> **Records for processing**:

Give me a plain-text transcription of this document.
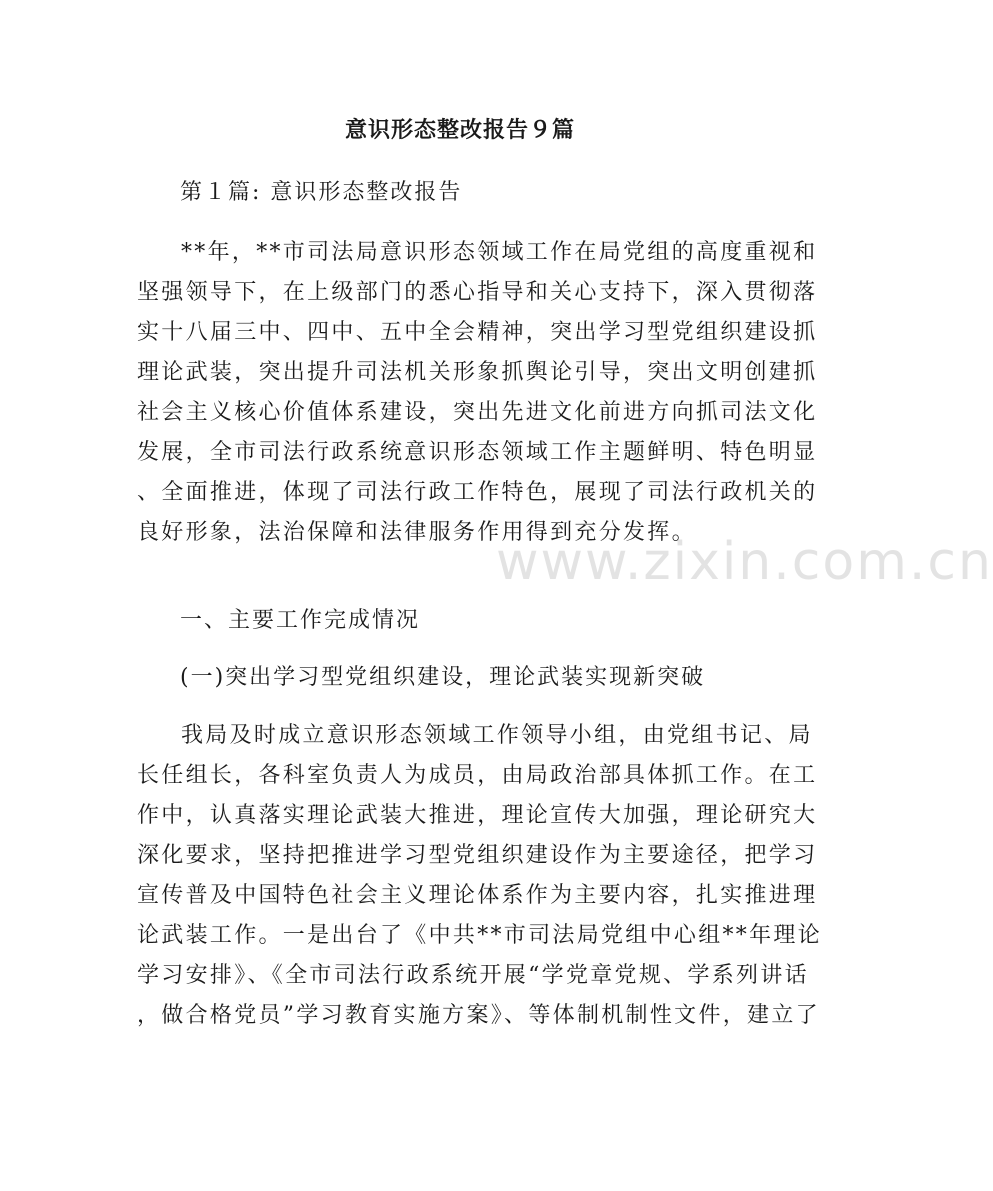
www.zixin.com.cn
意识形态整改报告９篇
第１篇: 意识形态整改报告
**年，**市司法局意识形态领域工作在局党组的高度重视和
坚强领导下，在上级部门的悉心指导和关心支持下，深入贯彻落
实十八届三中、四中、五中全会精神，突出学习型党组织建设抓
理论武装，突出提升司法机关形象抓舆论引导，突出文明创建抓
社会主义核心价值体系建设，突出先进文化前进方向抓司法文化
发展，全市司法行政系统意识形态领域工作主题鲜明、特色明显
、全面推进，体现了司法行政工作特色，展现了司法行政机关的
良好形象，法治保障和法律服务作用得到充分发挥。
一、主要工作完成情况
(一)突出学习型党组织建设，理论武装实现新突破
我局及时成立意识形态领域工作领导小组，由党组书记、局
长任组长，各科室负责人为成员，由局政治部具体抓工作。在工
作中，认真落实理论武装大推进，理论宣传大加强，理论研究大
深化要求，坚持把推进学习型党组织建设作为主要途径，把学习
宣传普及中国特色社会主义理论体系作为主要内容，扎实推进理
论武装工作。一是出台了《中共**市司法局党组中心组**年理论
学习安排》、《全市司法行政系统开展“学党章党规、学系列讲话
，做合格党员”学习教育实施方案》、等体制机制性文件，建立了
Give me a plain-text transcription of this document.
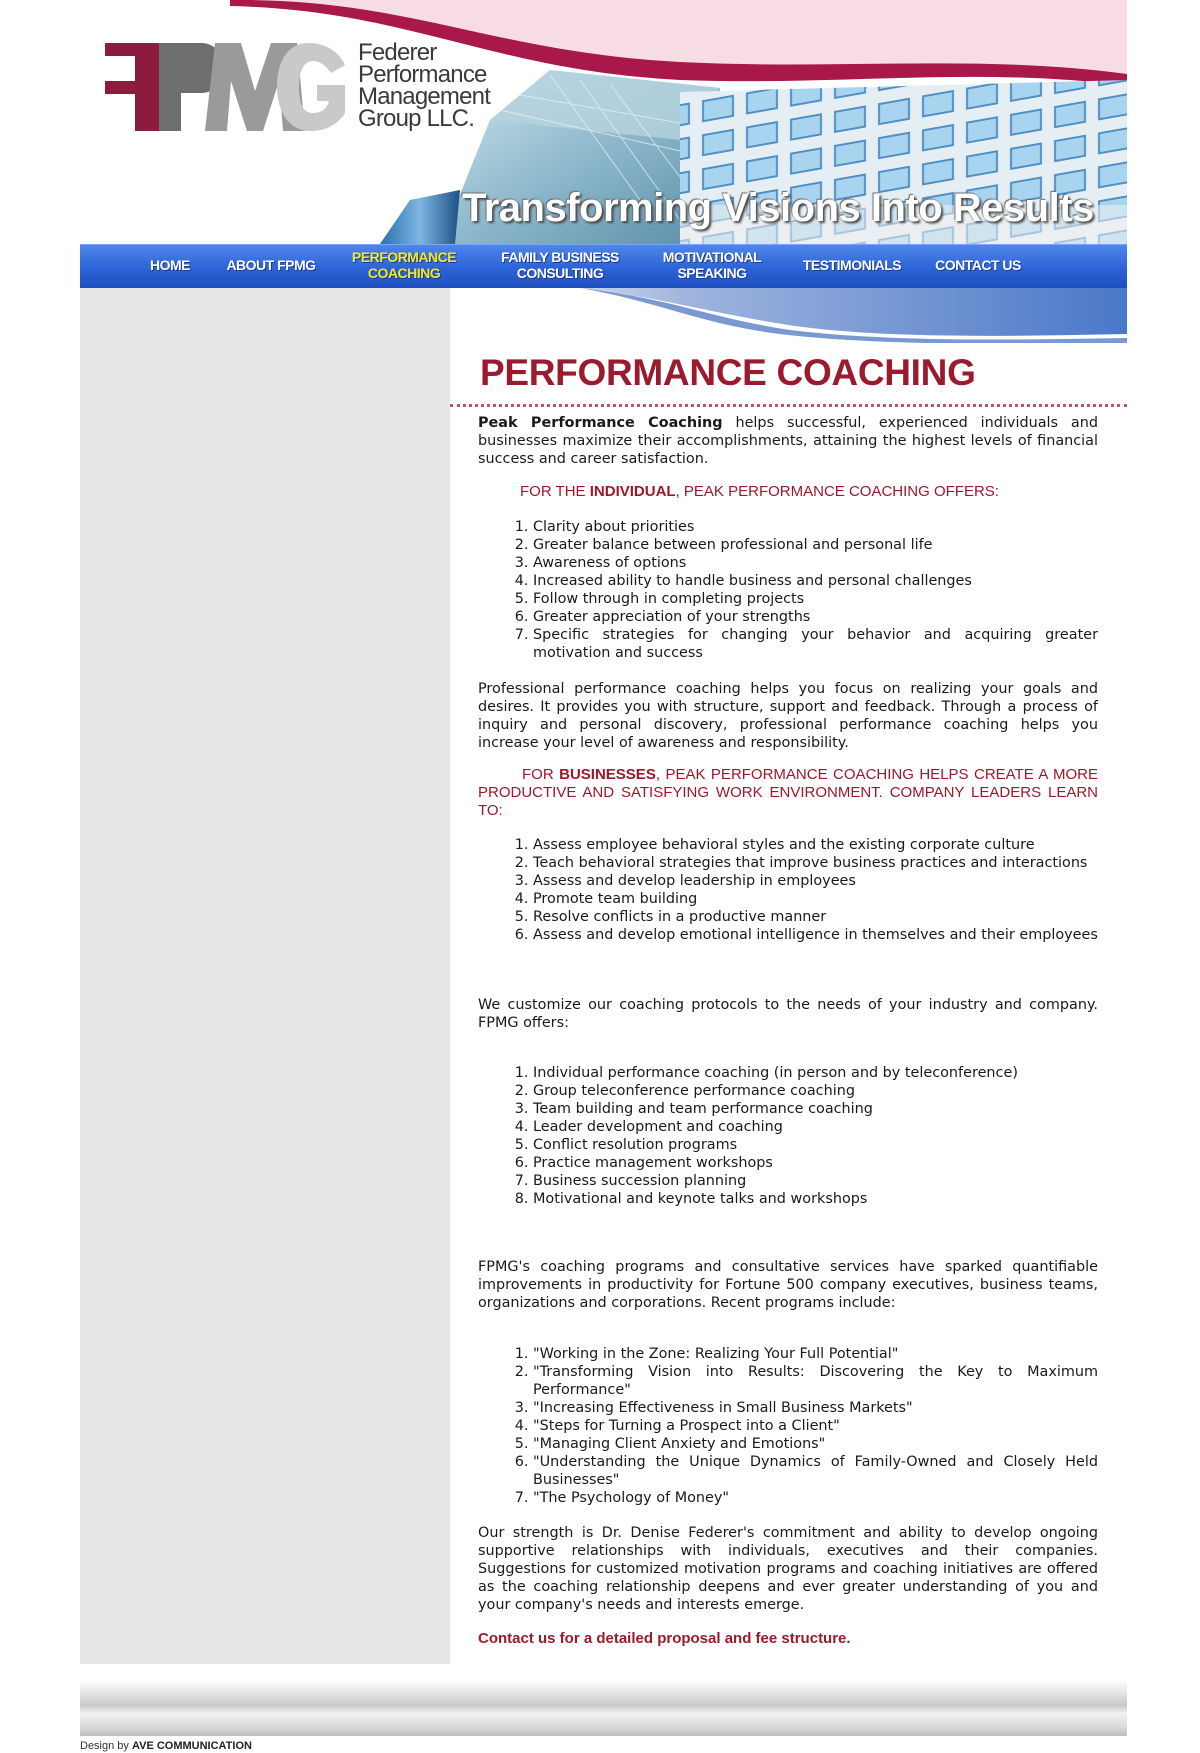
Federer
Performance
Management
Group LLC.
Transforming Visions Into Results
HOME	ABOUT FPMG	PERFORMANCE
COACHING
FAMILY BUSINESS
CONSULTING
MOTIVATIONAL
SPEAKING	TESTIMONIALS	CONTACT US
PERFORMANCE COACHING

Peak Performance Coaching helps successful, experienced individuals and businesses maximize their accomplishments, attaining the highest levels of financial success and career satisfaction.

FOR THE INDIVIDUAL, PEAK PERFORMANCE COACHING OFFERS:

1. Clarity about priorities
2. Greater balance between professional and personal life
3. Awareness of options
4. Increased ability to handle business and personal challenges
5. Follow through in completing projects
6. Greater appreciation of your strengths
7. Specific strategies for changing your behavior and acquiring greater motivation and success

Professional performance coaching helps you focus on realizing your goals and desires. It provides you with structure, support and feedback. Through a process of inquiry and personal discovery, professional performance coaching helps you increase your level of awareness and responsibility.

FOR BUSINESSES, PEAK PERFORMANCE COACHING HELPS CREATE A MORE PRODUCTIVE AND SATISFYING WORK ENVIRONMENT. COMPANY LEADERS LEARN TO:

1. Assess employee behavioral styles and the existing corporate culture
2. Teach behavioral strategies that improve business practices and interactions
3. Assess and develop leadership in employees
4. Promote team building
5. Resolve conflicts in a productive manner
6. Assess and develop emotional intelligence in themselves and their employees

We customize our coaching protocols to the needs of your industry and company. FPMG offers:

1. Individual performance coaching (in person and by teleconference)
2. Group teleconference performance coaching
3. Team building and team performance coaching
4. Leader development and coaching
5. Conflict resolution programs
6. Practice management workshops
7. Business succession planning
8. Motivational and keynote talks and workshops

FPMG's coaching programs and consultative services have sparked quantifiable improvements in productivity for Fortune 500 company executives, business teams, organizations and corporations. Recent programs include:

1. "Working in the Zone: Realizing Your Full Potential"
2. "Transforming Vision into Results: Discovering the Key to Maximum Performance"
3. "Increasing Effectiveness in Small Business Markets"
4. "Steps for Turning a Prospect into a Client"
5. "Managing Client Anxiety and Emotions"
6. "Understanding the Unique Dynamics of Family-Owned and Closely Held Businesses"
7. "The Psychology of Money"

Our strength is Dr. Denise Federer's commitment and ability to develop ongoing supportive relationships with individuals, executives and their companies. Suggestions for customized motivation programs and coaching initiatives are offered as the coaching relationship deepens and ever greater understanding of you and your company's needs and interests emerge.

Contact us for a detailed proposal and fee structure.

Design by AVE COMMUNICATION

> **Exercise description**:
Which lines contain "ability"? Show each of them.

> **Result**:
4. Increased ability to handle business and personal challenges
Our strength is Dr. Denise Federer's commitment and ability to develop ongoing supportive relationships with individuals, executives and their companies. Suggestions for customized motivation programs and coaching initiatives are offered as the coaching relationship deepens and ever greater understanding of you and your company's needs and interests emerge.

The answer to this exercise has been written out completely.